# WHAT THE TASK REQUIRES
Copy out all of the data exactly as it appears.

[Begin]

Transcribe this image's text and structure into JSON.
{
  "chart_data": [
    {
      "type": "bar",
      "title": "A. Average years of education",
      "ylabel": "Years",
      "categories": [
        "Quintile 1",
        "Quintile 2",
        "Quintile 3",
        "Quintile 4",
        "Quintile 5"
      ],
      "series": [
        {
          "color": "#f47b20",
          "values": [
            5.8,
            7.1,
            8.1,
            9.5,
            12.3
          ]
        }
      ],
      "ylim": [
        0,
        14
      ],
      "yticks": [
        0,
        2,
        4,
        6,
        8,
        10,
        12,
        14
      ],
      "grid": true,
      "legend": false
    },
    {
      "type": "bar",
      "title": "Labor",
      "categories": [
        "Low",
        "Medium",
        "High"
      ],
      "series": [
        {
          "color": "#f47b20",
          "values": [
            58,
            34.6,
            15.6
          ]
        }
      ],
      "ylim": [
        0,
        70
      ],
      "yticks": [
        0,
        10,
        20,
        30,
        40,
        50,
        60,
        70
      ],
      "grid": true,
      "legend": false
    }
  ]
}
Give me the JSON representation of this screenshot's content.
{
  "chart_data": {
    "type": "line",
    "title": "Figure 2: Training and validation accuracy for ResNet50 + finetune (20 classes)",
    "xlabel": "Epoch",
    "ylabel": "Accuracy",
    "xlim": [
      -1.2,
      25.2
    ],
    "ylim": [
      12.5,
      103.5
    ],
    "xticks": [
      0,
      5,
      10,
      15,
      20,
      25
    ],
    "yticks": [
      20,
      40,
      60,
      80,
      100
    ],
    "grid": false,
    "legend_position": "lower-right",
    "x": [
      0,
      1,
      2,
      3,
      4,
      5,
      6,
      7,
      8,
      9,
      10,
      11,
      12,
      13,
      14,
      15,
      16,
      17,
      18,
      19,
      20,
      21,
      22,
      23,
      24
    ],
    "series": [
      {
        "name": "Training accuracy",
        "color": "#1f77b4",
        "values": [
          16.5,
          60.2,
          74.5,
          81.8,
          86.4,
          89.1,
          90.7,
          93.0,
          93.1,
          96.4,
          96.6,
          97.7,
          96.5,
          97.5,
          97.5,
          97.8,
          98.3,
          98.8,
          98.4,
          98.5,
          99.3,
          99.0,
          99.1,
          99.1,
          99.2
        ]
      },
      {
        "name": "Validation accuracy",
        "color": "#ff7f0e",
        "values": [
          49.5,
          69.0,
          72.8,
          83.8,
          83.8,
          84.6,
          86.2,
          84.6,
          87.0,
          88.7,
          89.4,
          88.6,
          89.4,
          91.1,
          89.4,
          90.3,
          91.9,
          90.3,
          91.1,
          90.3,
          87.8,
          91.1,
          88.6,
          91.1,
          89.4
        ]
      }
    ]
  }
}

[End]

# ANSWER TO THIS PROBLEM
Transcribe this image's text and structure into JSON.
{
  "chart_data": [
    {
      "type": "bar",
      "title": "A. Average years of education",
      "ylabel": "Years",
      "categories": [
        "Quintile 1",
        "Quintile 2",
        "Quintile 3",
        "Quintile 4",
        "Quintile 5"
      ],
      "series": [
        {
          "color": "#f47b20",
          "values": [
            5.8,
            7.1,
            8.1,
            9.5,
            12.3
          ]
        }
      ],
      "ylim": [
        0,
        14
      ],
      "yticks": [
        0,
        2,
        4,
        6,
        8,
        10,
        12,
        14
      ],
      "grid": true,
      "legend": false
    },
    {
      "type": "bar",
      "title": "Labor",
      "categories": [
        "Low",
        "Medium",
        "High"
      ],
      "series": [
        {
          "color": "#f47b20",
          "values": [
            58,
            34.6,
            15.6
          ]
        }
      ],
      "ylim": [
        0,
        70
      ],
      "yticks": [
        0,
        10,
        20,
        30,
        40,
        50,
        60,
        70
      ],
      "grid": true,
      "legend": false
    }
  ]
}
Give me the JSON representation of this screenshot's content.
{
  "chart_data": {
    "type": "line",
    "title": "Figure 2: Training and validation accuracy for ResNet50 + finetune (20 classes)",
    "xlabel": "Epoch",
    "ylabel": "Accuracy",
    "xlim": [
      -1.2,
      25.2
    ],
    "ylim": [
      12.5,
      103.5
    ],
    "xticks": [
      0,
      5,
      10,
      15,
      20,
      25
    ],
    "yticks": [
      20,
      40,
      60,
      80,
      100
    ],
    "grid": false,
    "legend_position": "lower-right",
    "x": [
      0,
      1,
      2,
      3,
      4,
      5,
      6,
      7,
      8,
      9,
      10,
      11,
      12,
      13,
      14,
      15,
      16,
      17,
      18,
      19,
      20,
      21,
      22,
      23,
      24
    ],
    "series": [
      {
        "name": "Training accuracy",
        "color": "#1f77b4",
        "values": [
          16.5,
          60.2,
          74.5,
          81.8,
          86.4,
          89.1,
          90.7,
          93.0,
          93.1,
          96.4,
          96.6,
          97.7,
          96.5,
          97.5,
          97.5,
          97.8,
          98.3,
          98.8,
          98.4,
          98.5,
          99.3,
          99.0,
          99.1,
          99.1,
          99.2
        ]
      },
      {
        "name": "Validation accuracy",
        "color": "#ff7f0e",
        "values": [
          49.5,
          69.0,
          72.8,
          83.8,
          83.8,
          84.6,
          86.2,
          84.6,
          87.0,
          88.7,
          89.4,
          88.6,
          89.4,
          91.1,
          89.4,
          90.3,
          91.9,
          90.3,
          91.1,
          90.3,
          87.8,
          91.1,
          88.6,
          91.1,
          89.4
        ]
      }
    ]
  }
}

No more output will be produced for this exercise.